* Written exercise *
What is the count of lines in the listing below that hold the string "Voyez"? Reply with that number alone.

━━━ Provided data ━━━

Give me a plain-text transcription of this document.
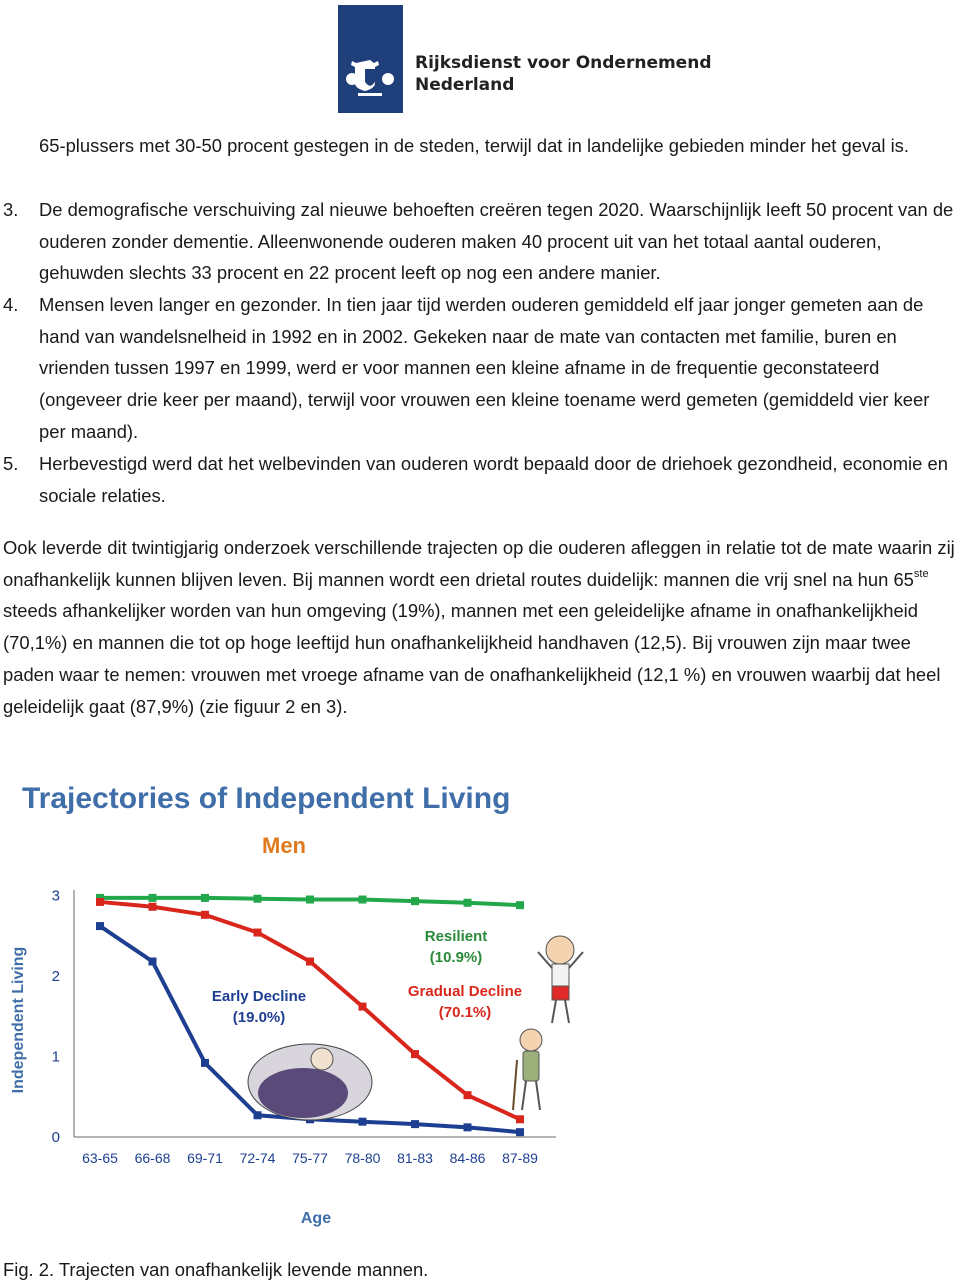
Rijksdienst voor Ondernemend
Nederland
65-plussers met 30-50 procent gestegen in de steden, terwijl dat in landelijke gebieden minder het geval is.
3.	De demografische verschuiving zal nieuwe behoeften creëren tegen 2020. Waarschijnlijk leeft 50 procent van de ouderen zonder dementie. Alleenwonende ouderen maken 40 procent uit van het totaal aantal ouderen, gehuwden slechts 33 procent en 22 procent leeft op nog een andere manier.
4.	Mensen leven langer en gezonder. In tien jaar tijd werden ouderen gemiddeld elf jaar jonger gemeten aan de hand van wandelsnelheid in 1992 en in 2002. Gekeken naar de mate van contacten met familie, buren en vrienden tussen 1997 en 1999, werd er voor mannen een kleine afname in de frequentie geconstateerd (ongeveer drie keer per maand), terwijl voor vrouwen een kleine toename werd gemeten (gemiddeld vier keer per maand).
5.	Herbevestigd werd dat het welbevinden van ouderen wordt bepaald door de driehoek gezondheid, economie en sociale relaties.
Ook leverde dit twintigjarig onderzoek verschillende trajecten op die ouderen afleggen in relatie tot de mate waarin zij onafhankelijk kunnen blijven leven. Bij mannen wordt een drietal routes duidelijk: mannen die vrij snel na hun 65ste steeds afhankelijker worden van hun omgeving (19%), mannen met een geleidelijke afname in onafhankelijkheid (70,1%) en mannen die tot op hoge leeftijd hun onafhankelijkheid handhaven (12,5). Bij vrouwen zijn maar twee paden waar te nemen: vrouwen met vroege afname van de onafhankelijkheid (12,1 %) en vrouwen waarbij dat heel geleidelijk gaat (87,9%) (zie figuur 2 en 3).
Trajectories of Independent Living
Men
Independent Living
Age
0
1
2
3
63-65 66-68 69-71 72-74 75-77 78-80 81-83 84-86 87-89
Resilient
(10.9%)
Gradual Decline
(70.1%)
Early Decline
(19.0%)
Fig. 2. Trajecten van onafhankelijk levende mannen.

━━━
━━━ Provided data ━━━

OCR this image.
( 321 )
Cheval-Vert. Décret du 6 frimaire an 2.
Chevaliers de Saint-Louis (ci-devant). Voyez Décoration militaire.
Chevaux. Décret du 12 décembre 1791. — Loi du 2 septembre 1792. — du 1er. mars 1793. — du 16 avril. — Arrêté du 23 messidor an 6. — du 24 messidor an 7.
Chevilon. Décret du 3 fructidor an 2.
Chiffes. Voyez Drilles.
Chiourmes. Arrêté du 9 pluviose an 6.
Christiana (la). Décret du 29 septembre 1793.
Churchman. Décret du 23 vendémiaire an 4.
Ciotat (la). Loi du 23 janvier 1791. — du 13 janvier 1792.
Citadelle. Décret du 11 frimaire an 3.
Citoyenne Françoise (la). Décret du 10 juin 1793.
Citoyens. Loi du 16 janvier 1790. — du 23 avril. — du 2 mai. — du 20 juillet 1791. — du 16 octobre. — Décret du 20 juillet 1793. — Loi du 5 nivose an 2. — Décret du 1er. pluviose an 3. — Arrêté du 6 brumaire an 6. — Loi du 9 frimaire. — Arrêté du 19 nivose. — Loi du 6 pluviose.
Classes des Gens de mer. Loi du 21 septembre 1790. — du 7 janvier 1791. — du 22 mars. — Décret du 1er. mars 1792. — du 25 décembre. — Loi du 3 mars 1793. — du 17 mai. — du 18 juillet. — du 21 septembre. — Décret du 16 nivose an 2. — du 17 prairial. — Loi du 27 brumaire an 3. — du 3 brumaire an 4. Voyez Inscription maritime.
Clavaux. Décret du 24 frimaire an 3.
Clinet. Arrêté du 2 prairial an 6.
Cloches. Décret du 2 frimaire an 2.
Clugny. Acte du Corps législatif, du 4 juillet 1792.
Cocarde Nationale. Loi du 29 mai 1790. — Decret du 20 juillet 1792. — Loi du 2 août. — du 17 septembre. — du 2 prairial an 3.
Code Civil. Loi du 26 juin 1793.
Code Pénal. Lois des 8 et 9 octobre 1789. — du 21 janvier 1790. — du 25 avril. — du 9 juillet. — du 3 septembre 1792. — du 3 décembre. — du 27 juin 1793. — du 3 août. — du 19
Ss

━━━

* Result of the exercise *
3